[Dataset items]
= = =

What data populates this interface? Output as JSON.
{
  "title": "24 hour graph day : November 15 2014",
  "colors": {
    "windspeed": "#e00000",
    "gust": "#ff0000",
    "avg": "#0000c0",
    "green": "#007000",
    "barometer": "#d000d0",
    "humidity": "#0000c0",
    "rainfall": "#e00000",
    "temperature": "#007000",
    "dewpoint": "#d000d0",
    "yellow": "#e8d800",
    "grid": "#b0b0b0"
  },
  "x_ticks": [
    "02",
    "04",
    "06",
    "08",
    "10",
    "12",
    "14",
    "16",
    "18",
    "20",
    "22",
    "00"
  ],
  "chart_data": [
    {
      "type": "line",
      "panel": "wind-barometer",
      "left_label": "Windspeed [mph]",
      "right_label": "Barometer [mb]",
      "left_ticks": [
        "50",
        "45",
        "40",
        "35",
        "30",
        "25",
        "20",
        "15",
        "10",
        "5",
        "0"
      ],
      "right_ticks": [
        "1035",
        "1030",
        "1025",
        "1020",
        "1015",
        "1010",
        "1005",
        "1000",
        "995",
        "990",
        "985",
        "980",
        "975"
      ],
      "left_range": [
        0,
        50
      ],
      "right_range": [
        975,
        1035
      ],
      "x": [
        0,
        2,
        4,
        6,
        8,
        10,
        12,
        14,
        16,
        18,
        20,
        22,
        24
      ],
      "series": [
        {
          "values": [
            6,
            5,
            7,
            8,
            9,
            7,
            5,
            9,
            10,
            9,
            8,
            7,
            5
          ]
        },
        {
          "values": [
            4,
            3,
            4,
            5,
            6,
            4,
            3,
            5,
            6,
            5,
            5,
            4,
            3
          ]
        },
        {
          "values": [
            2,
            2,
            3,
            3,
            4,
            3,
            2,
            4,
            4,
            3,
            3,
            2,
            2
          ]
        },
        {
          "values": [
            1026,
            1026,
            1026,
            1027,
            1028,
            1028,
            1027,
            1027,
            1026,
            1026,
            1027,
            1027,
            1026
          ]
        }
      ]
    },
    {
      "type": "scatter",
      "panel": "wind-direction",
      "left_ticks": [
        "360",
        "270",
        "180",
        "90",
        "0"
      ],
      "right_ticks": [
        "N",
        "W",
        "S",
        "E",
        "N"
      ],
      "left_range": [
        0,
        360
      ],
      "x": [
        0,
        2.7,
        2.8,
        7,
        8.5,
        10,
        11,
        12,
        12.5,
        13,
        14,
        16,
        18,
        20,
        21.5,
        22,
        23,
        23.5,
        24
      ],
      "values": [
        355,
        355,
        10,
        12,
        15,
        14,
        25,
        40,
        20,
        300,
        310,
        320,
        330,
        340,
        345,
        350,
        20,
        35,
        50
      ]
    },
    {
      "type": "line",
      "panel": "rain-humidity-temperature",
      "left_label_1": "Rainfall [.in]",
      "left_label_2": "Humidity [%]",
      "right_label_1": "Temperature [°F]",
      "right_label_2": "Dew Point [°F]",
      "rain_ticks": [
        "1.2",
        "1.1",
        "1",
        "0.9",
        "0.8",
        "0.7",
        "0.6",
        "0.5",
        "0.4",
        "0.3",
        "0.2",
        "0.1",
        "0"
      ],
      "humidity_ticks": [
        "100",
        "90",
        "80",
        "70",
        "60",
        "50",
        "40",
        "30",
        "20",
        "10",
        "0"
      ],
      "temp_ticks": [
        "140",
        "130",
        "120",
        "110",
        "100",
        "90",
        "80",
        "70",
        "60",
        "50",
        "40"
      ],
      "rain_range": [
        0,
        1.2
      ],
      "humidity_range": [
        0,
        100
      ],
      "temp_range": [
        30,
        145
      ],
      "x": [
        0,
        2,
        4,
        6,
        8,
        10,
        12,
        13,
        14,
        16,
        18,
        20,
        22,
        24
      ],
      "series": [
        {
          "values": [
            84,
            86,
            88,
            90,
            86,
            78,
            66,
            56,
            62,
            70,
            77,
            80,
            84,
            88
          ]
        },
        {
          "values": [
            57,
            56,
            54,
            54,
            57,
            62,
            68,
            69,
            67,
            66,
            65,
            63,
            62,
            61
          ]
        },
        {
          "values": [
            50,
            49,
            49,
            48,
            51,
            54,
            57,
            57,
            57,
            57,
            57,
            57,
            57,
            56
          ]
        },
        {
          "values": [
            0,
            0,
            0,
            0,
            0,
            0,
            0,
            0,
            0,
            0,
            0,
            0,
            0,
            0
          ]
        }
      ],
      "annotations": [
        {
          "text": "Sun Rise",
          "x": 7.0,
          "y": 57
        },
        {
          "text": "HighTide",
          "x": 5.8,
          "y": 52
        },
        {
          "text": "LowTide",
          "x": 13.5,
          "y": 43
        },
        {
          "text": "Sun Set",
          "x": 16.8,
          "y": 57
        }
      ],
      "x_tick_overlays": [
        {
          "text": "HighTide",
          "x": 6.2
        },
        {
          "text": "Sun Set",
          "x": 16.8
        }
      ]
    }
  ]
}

= = =

▶ **The exercise**: Write every record out again, unaltered.

▶ **Final result**:
What data populates this interface? Output as JSON.
{
  "title": "24 hour graph day : November 15 2014",
  "colors": {
    "windspeed": "#e00000",
    "gust": "#ff0000",
    "avg": "#0000c0",
    "green": "#007000",
    "barometer": "#d000d0",
    "humidity": "#0000c0",
    "rainfall": "#e00000",
    "temperature": "#007000",
    "dewpoint": "#d000d0",
    "yellow": "#e8d800",
    "grid": "#b0b0b0"
  },
  "x_ticks": [
    "02",
    "04",
    "06",
    "08",
    "10",
    "12",
    "14",
    "16",
    "18",
    "20",
    "22",
    "00"
  ],
  "chart_data": [
    {
      "type": "line",
      "panel": "wind-barometer",
      "left_label": "Windspeed [mph]",
      "right_label": "Barometer [mb]",
      "left_ticks": [
        "50",
        "45",
        "40",
        "35",
        "30",
        "25",
        "20",
        "15",
        "10",
        "5",
        "0"
      ],
      "right_ticks": [
        "1035",
        "1030",
        "1025",
        "1020",
        "1015",
        "1010",
        "1005",
        "1000",
        "995",
        "990",
        "985",
        "980",
        "975"
      ],
      "left_range": [
        0,
        50
      ],
      "right_range": [
        975,
        1035
      ],
      "x": [
        0,
        2,
        4,
        6,
        8,
        10,
        12,
        14,
        16,
        18,
        20,
        22,
        24
      ],
      "series": [
        {
          "values": [
            6,
            5,
            7,
            8,
            9,
            7,
            5,
            9,
            10,
            9,
            8,
            7,
            5
          ]
        },
        {
          "values": [
            4,
            3,
            4,
            5,
            6,
            4,
            3,
            5,
            6,
            5,
            5,
            4,
            3
          ]
        },
        {
          "values": [
            2,
            2,
            3,
            3,
            4,
            3,
            2,
            4,
            4,
            3,
            3,
            2,
            2
          ]
        },
        {
          "values": [
            1026,
            1026,
            1026,
            1027,
            1028,
            1028,
            1027,
            1027,
            1026,
            1026,
            1027,
            1027,
            1026
          ]
        }
      ]
    },
    {
      "type": "scatter",
      "panel": "wind-direction",
      "left_ticks": [
        "360",
        "270",
        "180",
        "90",
        "0"
      ],
      "right_ticks": [
        "N",
        "W",
        "S",
        "E",
        "N"
      ],
      "left_range": [
        0,
        360
      ],
      "x": [
        0,
        2.7,
        2.8,
        7,
        8.5,
        10,
        11,
        12,
        12.5,
        13,
        14,
        16,
        18,
        20,
        21.5,
        22,
        23,
        23.5,
        24
      ],
      "values": [
        355,
        355,
        10,
        12,
        15,
        14,
        25,
        40,
        20,
        300,
        310,
        320,
        330,
        340,
        345,
        350,
        20,
        35,
        50
      ]
    },
    {
      "type": "line",
      "panel": "rain-humidity-temperature",
      "left_label_1": "Rainfall [.in]",
      "left_label_2": "Humidity [%]",
      "right_label_1": "Temperature [°F]",
      "right_label_2": "Dew Point [°F]",
      "rain_ticks": [
        "1.2",
        "1.1",
        "1",
        "0.9",
        "0.8",
        "0.7",
        "0.6",
        "0.5",
        "0.4",
        "0.3",
        "0.2",
        "0.1",
        "0"
      ],
      "humidity_ticks": [
        "100",
        "90",
        "80",
        "70",
        "60",
        "50",
        "40",
        "30",
        "20",
        "10",
        "0"
      ],
      "temp_ticks": [
        "140",
        "130",
        "120",
        "110",
        "100",
        "90",
        "80",
        "70",
        "60",
        "50",
        "40"
      ],
      "rain_range": [
        0,
        1.2
      ],
      "humidity_range": [
        0,
        100
      ],
      "temp_range": [
        30,
        145
      ],
      "x": [
        0,
        2,
        4,
        6,
        8,
        10,
        12,
        13,
        14,
        16,
        18,
        20,
        22,
        24
      ],
      "series": [
        {
          "values": [
            84,
            86,
            88,
            90,
            86,
            78,
            66,
            56,
            62,
            70,
            77,
            80,
            84,
            88
          ]
        },
        {
          "values": [
            57,
            56,
            54,
            54,
            57,
            62,
            68,
            69,
            67,
            66,
            65,
            63,
            62,
            61
          ]
        },
        {
          "values": [
            50,
            49,
            49,
            48,
            51,
            54,
            57,
            57,
            57,
            57,
            57,
            57,
            57,
            56
          ]
        },
        {
          "values": [
            0,
            0,
            0,
            0,
            0,
            0,
            0,
            0,
            0,
            0,
            0,
            0,
            0,
            0
          ]
        }
      ],
      "annotations": [
        {
          "text": "Sun Rise",
          "x": 7.0,
          "y": 57
        },
        {
          "text": "HighTide",
          "x": 5.8,
          "y": 52
        },
        {
          "text": "LowTide",
          "x": 13.5,
          "y": 43
        },
        {
          "text": "Sun Set",
          "x": 16.8,
          "y": 57
        }
      ],
      "x_tick_overlays": [
        {
          "text": "HighTide",
          "x": 6.2
        },
        {
          "text": "Sun Set",
          "x": 16.8
        }
      ]
    }
  ]
}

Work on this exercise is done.